**Task objective**
Please write the listing below out again exactly, leaving every picture behind.
begin Supplied data
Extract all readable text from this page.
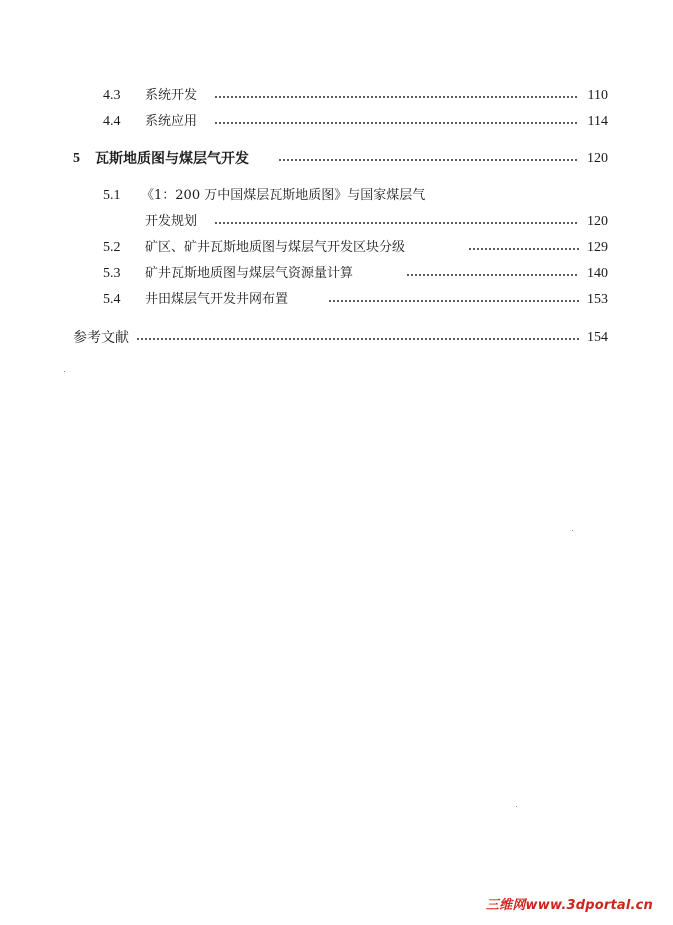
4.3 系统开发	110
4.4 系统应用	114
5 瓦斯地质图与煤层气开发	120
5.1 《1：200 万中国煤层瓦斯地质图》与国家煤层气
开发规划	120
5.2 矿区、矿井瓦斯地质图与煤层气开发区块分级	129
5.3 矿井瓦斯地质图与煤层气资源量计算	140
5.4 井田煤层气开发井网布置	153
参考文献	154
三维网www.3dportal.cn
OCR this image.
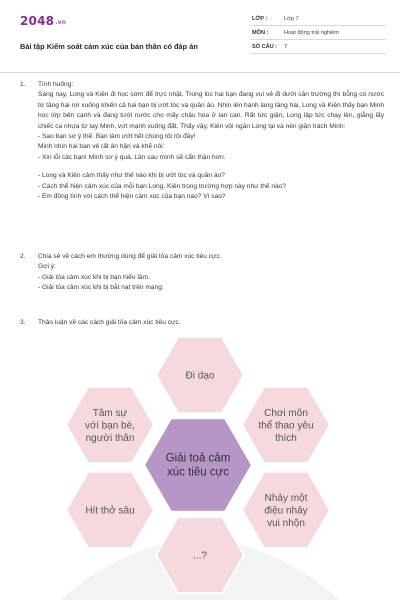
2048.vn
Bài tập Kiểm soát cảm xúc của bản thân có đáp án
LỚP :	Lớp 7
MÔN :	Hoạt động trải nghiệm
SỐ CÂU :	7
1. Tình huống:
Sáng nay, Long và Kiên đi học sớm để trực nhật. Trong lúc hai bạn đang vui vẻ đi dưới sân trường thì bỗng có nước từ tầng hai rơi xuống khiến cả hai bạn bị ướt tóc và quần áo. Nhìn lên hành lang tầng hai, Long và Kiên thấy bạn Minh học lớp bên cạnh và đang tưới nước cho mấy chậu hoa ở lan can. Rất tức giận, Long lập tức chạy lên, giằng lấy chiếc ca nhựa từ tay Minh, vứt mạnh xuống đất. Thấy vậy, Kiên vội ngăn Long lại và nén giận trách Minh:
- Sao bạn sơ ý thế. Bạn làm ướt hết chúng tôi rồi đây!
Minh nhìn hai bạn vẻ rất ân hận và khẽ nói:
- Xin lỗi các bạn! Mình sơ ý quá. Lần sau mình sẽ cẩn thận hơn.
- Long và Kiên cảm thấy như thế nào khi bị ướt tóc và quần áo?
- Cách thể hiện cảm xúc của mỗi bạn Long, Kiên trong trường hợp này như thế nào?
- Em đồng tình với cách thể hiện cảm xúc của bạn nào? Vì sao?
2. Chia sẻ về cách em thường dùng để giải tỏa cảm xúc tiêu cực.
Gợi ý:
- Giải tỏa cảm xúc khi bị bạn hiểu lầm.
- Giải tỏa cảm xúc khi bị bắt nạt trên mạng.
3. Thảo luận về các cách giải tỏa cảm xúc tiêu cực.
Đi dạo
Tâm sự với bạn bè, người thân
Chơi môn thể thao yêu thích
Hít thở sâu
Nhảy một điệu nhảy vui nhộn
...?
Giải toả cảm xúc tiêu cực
end Supplied data
**Completed exercise**
Extract all readable text from this page.
4.3 系统开发	110
4.4 系统应用	114
5 瓦斯地质图与煤层气开发	120
5.1 《1：200 万中国煤层瓦斯地质图》与国家煤层气
开发规划	120
5.2 矿区、矿井瓦斯地质图与煤层气开发区块分级	129
5.3 矿井瓦斯地质图与煤层气资源量计算	140
5.4 井田煤层气开发井网布置	153
参考文献	154
三维网www.3dportal.cn
OCR this image.
2048.vn
Bài tập Kiểm soát cảm xúc của bản thân có đáp án
LỚP :	Lớp 7
MÔN :	Hoạt động trải nghiệm
SỐ CÂU :	7
1. Tình huống:
Sáng nay, Long và Kiên đi học sớm để trực nhật. Trong lúc hai bạn đang vui vẻ đi dưới sân trường thì bỗng có nước từ tầng hai rơi xuống khiến cả hai bạn bị ướt tóc và quần áo. Nhìn lên hành lang tầng hai, Long và Kiên thấy bạn Minh học lớp bên cạnh và đang tưới nước cho mấy chậu hoa ở lan can. Rất tức giận, Long lập tức chạy lên, giằng lấy chiếc ca nhựa từ tay Minh, vứt mạnh xuống đất. Thấy vậy, Kiên vội ngăn Long lại và nén giận trách Minh:
- Sao bạn sơ ý thế. Bạn làm ướt hết chúng tôi rồi đây!
Minh nhìn hai bạn vẻ rất ân hận và khẽ nói:
- Xin lỗi các bạn! Mình sơ ý quá. Lần sau mình sẽ cẩn thận hơn.
- Long và Kiên cảm thấy như thế nào khi bị ướt tóc và quần áo?
- Cách thể hiện cảm xúc của mỗi bạn Long, Kiên trong trường hợp này như thế nào?
- Em đồng tình với cách thể hiện cảm xúc của bạn nào? Vì sao?
2. Chia sẻ về cách em thường dùng để giải tỏa cảm xúc tiêu cực.
Gợi ý:
- Giải tỏa cảm xúc khi bị bạn hiểu lầm.
- Giải tỏa cảm xúc khi bị bắt nạt trên mạng.
3. Thảo luận về các cách giải tỏa cảm xúc tiêu cực.
Đi dạo
Tâm sự với bạn bè, người thân
Chơi môn thể thao yêu thích
Hít thở sâu
Nhảy một điệu nhảy vui nhộn
...?
Giải toả cảm xúc tiêu cực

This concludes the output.